* YOUR OBJECTIVE
Please output every line of the material as it stands, without the pictures.

Items from a data source
================================

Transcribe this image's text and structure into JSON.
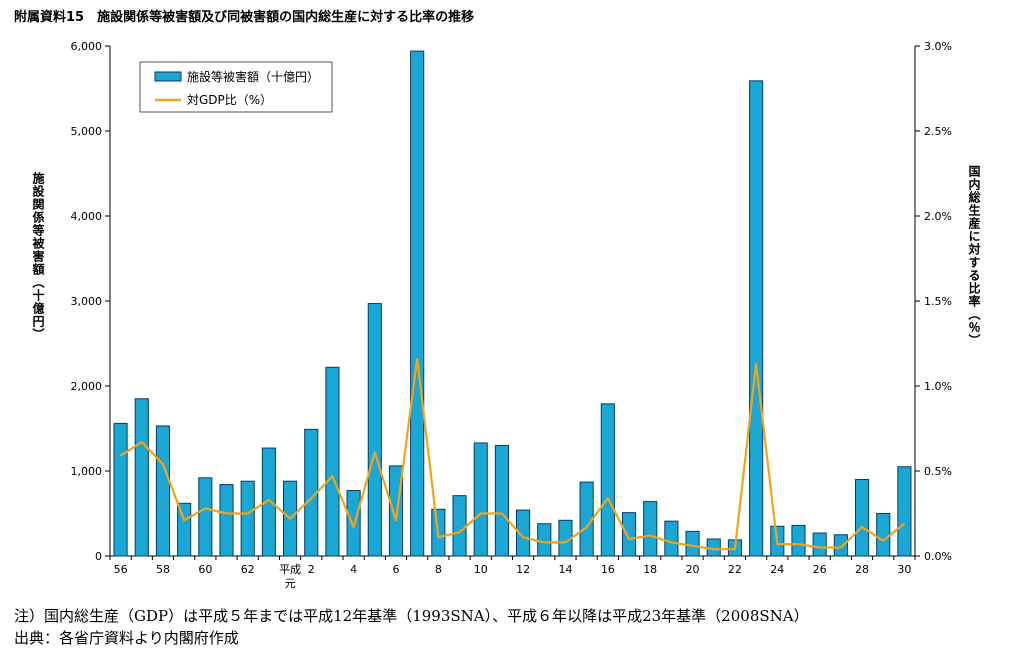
{
  "title": "附属資料15　施設関係等被害額及び同被害額の国内総生産に対する比率の推移",
  "notes": {
    "note1": "注）国内総生産（GDP）は平成５年までは平成12年基準（1993SNA）、平成６年以降は平成23年基準（2008SNA）",
    "note2": "出典：各省庁資料より内閣府作成"
  },
  "chart_data": {
    "type": "bar",
    "categories": [
      "56",
      "57",
      "58",
      "59",
      "60",
      "61",
      "62",
      "63",
      "平成元",
      "2",
      "3",
      "4",
      "5",
      "6",
      "7",
      "8",
      "9",
      "10",
      "11",
      "12",
      "13",
      "14",
      "15",
      "16",
      "17",
      "18",
      "19",
      "20",
      "21",
      "22",
      "23",
      "24",
      "25",
      "26",
      "27",
      "28",
      "29",
      "30"
    ],
    "tick_labels": [
      "56",
      "",
      "58",
      "",
      "60",
      "",
      "62",
      "",
      "平成元",
      "2",
      "",
      "4",
      "",
      "6",
      "",
      "8",
      "",
      "10",
      "",
      "12",
      "",
      "14",
      "",
      "16",
      "",
      "18",
      "",
      "20",
      "",
      "22",
      "",
      "24",
      "",
      "26",
      "",
      "28",
      "",
      "30"
    ],
    "series": [
      {
        "name": "施設等被害額（十億円）",
        "type": "bar",
        "axis": "left",
        "values": [
          1560,
          1850,
          1530,
          620,
          920,
          840,
          880,
          1270,
          880,
          1490,
          2220,
          770,
          2970,
          1060,
          5940,
          550,
          710,
          1330,
          1300,
          540,
          380,
          420,
          870,
          1790,
          510,
          640,
          410,
          290,
          200,
          190,
          5590,
          350,
          360,
          270,
          250,
          900,
          500,
          1050
        ]
      },
      {
        "name": "対GDP比（%）",
        "type": "line",
        "axis": "right",
        "values": [
          0.59,
          0.67,
          0.54,
          0.21,
          0.28,
          0.25,
          0.25,
          0.33,
          0.22,
          0.34,
          0.47,
          0.17,
          0.61,
          0.21,
          1.16,
          0.11,
          0.14,
          0.25,
          0.25,
          0.11,
          0.08,
          0.08,
          0.17,
          0.34,
          0.1,
          0.12,
          0.08,
          0.06,
          0.04,
          0.04,
          1.13,
          0.07,
          0.07,
          0.05,
          0.05,
          0.17,
          0.09,
          0.19
        ]
      }
    ],
    "ylabel": "施設関係等被害額（十億円）",
    "y2label": "国内総生産に対する比率（％）",
    "ylim": [
      0,
      6000
    ],
    "y2lim": [
      0,
      3.0
    ],
    "yticks": [
      "0",
      "1,000",
      "2,000",
      "3,000",
      "4,000",
      "5,000",
      "6,000"
    ],
    "y2ticks": [
      "0.0%",
      "0.5%",
      "1.0%",
      "1.5%",
      "2.0%",
      "2.5%",
      "3.0%"
    ],
    "legend_position": "top-left",
    "grid": false,
    "colors": {
      "bar_fill": "#1aa7d4",
      "bar_stroke": "#0b3a66",
      "line": "#f2a31b",
      "axis": "#000000"
    }
  }
}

================================

* TASK ANSWER
Transcribe this image's text and structure into JSON.
{
  "title": "附属資料15　施設関係等被害額及び同被害額の国内総生産に対する比率の推移",
  "notes": {
    "note1": "注）国内総生産（GDP）は平成５年までは平成12年基準（1993SNA）、平成６年以降は平成23年基準（2008SNA）",
    "note2": "出典：各省庁資料より内閣府作成"
  },
  "chart_data": {
    "type": "bar",
    "categories": [
      "56",
      "57",
      "58",
      "59",
      "60",
      "61",
      "62",
      "63",
      "平成元",
      "2",
      "3",
      "4",
      "5",
      "6",
      "7",
      "8",
      "9",
      "10",
      "11",
      "12",
      "13",
      "14",
      "15",
      "16",
      "17",
      "18",
      "19",
      "20",
      "21",
      "22",
      "23",
      "24",
      "25",
      "26",
      "27",
      "28",
      "29",
      "30"
    ],
    "tick_labels": [
      "56",
      "",
      "58",
      "",
      "60",
      "",
      "62",
      "",
      "平成元",
      "2",
      "",
      "4",
      "",
      "6",
      "",
      "8",
      "",
      "10",
      "",
      "12",
      "",
      "14",
      "",
      "16",
      "",
      "18",
      "",
      "20",
      "",
      "22",
      "",
      "24",
      "",
      "26",
      "",
      "28",
      "",
      "30"
    ],
    "series": [
      {
        "name": "施設等被害額（十億円）",
        "type": "bar",
        "axis": "left",
        "values": [
          1560,
          1850,
          1530,
          620,
          920,
          840,
          880,
          1270,
          880,
          1490,
          2220,
          770,
          2970,
          1060,
          5940,
          550,
          710,
          1330,
          1300,
          540,
          380,
          420,
          870,
          1790,
          510,
          640,
          410,
          290,
          200,
          190,
          5590,
          350,
          360,
          270,
          250,
          900,
          500,
          1050
        ]
      },
      {
        "name": "対GDP比（%）",
        "type": "line",
        "axis": "right",
        "values": [
          0.59,
          0.67,
          0.54,
          0.21,
          0.28,
          0.25,
          0.25,
          0.33,
          0.22,
          0.34,
          0.47,
          0.17,
          0.61,
          0.21,
          1.16,
          0.11,
          0.14,
          0.25,
          0.25,
          0.11,
          0.08,
          0.08,
          0.17,
          0.34,
          0.1,
          0.12,
          0.08,
          0.06,
          0.04,
          0.04,
          1.13,
          0.07,
          0.07,
          0.05,
          0.05,
          0.17,
          0.09,
          0.19
        ]
      }
    ],
    "ylabel": "施設関係等被害額（十億円）",
    "y2label": "国内総生産に対する比率（％）",
    "ylim": [
      0,
      6000
    ],
    "y2lim": [
      0,
      3.0
    ],
    "yticks": [
      "0",
      "1,000",
      "2,000",
      "3,000",
      "4,000",
      "5,000",
      "6,000"
    ],
    "y2ticks": [
      "0.0%",
      "0.5%",
      "1.0%",
      "1.5%",
      "2.0%",
      "2.5%",
      "3.0%"
    ],
    "legend_position": "top-left",
    "grid": false,
    "colors": {
      "bar_fill": "#1aa7d4",
      "bar_stroke": "#0b3a66",
      "line": "#f2a31b",
      "axis": "#000000"
    }
  }
}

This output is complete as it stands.